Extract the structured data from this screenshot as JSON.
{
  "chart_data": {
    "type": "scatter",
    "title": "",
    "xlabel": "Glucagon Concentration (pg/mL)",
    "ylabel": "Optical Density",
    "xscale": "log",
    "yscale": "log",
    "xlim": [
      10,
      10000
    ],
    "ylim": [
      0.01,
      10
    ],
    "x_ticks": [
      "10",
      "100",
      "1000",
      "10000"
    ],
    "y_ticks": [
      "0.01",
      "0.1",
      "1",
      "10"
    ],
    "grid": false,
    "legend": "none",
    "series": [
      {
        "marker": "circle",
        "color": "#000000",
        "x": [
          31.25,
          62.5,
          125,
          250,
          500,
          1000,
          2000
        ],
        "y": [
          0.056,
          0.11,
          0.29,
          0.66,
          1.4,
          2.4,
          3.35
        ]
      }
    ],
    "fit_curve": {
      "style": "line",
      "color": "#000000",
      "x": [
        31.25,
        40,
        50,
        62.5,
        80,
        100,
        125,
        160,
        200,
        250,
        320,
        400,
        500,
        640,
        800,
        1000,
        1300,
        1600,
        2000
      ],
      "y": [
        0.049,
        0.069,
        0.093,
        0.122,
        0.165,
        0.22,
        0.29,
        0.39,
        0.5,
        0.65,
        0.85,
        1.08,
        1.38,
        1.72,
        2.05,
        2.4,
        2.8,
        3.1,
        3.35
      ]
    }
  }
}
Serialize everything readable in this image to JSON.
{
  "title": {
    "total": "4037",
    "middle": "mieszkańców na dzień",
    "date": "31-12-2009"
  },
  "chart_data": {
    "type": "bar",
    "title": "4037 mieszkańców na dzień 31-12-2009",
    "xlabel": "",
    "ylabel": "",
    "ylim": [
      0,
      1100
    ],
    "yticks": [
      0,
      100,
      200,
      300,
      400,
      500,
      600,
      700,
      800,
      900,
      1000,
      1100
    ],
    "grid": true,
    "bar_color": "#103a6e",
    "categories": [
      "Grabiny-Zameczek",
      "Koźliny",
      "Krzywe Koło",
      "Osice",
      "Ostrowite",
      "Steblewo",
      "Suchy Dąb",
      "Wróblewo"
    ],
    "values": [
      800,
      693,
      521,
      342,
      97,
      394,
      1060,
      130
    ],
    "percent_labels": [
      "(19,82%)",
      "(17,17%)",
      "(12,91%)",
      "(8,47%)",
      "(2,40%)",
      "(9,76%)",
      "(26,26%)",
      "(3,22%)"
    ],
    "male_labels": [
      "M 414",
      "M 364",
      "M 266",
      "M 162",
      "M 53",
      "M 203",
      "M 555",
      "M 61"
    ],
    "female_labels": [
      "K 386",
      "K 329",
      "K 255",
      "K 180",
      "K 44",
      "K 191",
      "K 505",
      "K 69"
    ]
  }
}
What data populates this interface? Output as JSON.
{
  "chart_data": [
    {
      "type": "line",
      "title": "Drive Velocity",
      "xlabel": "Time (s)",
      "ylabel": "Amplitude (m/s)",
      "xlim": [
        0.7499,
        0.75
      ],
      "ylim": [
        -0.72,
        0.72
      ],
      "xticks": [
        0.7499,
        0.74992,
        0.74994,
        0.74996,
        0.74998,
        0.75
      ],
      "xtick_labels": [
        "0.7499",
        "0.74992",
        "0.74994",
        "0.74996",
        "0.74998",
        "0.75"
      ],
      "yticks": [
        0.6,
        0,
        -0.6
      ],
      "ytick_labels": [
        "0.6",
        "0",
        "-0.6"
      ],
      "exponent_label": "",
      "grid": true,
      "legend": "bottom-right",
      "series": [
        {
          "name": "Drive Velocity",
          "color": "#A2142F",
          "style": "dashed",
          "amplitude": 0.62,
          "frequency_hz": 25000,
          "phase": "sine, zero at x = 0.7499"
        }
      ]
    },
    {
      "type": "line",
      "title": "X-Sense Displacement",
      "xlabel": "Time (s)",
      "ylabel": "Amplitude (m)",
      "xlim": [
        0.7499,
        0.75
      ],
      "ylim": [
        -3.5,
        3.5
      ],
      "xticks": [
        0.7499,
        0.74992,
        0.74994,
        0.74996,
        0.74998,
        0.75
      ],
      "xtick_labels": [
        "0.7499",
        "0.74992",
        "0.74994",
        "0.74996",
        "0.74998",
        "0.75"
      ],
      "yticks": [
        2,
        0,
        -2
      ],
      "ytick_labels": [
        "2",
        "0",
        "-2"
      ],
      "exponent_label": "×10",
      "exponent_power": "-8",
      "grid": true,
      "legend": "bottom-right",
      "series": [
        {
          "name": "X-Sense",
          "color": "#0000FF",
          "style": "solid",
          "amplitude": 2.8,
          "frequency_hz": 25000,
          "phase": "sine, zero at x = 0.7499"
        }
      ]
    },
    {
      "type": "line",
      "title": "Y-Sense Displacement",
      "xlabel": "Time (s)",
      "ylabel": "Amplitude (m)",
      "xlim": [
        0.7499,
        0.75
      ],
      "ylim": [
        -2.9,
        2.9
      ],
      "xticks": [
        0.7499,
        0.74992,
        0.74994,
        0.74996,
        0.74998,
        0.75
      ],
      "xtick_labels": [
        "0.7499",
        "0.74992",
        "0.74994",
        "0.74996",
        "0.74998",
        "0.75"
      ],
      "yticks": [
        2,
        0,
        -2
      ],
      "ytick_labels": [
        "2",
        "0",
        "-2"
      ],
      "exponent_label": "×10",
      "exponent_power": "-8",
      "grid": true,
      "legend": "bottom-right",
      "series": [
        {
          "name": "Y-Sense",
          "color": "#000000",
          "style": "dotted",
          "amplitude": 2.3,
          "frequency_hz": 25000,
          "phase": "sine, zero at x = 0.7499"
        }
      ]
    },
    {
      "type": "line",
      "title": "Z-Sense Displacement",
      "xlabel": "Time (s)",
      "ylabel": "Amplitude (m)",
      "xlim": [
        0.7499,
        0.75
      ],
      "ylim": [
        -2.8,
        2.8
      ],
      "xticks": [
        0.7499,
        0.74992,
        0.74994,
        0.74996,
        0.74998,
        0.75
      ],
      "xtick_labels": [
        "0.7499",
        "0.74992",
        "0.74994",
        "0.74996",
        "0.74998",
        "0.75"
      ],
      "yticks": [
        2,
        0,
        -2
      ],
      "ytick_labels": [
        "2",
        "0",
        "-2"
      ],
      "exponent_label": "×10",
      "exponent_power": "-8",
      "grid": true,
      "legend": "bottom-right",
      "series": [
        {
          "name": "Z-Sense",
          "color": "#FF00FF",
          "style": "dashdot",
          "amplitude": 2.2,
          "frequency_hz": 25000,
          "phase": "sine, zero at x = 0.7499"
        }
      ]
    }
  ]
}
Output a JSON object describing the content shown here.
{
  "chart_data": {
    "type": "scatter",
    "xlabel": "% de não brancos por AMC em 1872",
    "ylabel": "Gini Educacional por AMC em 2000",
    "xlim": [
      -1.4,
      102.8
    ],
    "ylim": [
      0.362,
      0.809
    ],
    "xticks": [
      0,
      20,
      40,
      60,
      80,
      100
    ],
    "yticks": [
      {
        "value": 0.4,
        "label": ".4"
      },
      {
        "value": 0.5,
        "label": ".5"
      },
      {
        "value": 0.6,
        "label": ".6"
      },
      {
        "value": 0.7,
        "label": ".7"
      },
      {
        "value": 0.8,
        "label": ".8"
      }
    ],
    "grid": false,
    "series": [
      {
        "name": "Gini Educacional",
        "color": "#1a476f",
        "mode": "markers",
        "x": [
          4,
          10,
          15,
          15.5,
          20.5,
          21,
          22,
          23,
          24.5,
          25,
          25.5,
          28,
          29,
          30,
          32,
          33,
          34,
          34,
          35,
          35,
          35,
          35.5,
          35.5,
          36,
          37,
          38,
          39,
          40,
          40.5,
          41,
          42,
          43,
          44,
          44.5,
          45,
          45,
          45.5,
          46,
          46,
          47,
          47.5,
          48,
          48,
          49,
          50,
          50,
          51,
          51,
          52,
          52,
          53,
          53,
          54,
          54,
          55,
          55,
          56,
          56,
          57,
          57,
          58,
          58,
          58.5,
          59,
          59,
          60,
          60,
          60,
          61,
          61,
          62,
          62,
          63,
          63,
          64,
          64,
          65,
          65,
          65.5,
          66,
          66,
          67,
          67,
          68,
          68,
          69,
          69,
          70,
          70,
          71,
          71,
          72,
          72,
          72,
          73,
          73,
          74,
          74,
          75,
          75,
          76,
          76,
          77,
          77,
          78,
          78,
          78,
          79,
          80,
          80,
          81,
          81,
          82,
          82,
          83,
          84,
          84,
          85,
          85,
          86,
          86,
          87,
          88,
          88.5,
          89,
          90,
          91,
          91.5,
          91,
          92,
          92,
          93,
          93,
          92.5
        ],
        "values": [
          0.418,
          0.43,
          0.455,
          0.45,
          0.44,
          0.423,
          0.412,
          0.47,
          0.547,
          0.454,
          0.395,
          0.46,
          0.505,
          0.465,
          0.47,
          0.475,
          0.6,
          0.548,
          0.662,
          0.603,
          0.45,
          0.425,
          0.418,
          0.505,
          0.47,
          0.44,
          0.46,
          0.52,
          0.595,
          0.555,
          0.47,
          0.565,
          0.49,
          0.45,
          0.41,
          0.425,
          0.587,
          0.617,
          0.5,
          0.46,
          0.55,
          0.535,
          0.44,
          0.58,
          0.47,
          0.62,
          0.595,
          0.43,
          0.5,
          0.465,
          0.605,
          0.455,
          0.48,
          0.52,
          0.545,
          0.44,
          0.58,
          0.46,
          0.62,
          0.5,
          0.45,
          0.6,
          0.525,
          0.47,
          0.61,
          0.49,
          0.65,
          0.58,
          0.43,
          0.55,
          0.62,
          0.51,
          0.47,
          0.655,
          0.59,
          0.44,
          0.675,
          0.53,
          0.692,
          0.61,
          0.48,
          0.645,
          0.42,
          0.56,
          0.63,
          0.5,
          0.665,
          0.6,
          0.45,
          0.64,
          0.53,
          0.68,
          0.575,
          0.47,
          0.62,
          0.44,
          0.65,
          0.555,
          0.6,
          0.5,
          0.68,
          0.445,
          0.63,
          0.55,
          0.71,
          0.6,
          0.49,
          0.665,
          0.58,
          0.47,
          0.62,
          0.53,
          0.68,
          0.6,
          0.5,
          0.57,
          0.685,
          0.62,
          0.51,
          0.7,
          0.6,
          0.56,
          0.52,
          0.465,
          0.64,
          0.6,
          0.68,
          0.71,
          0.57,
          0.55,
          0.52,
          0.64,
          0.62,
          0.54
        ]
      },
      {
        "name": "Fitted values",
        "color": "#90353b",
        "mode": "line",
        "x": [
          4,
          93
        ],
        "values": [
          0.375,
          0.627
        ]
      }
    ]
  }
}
────────
- Your instructions
Identify the lines above that contain the word "Displacement", then copy them.

- Solved problem
      "title": "X-Sense Displacement",
      "title": "Y-Sense Displacement",
      "title": "Z-Sense Displacement",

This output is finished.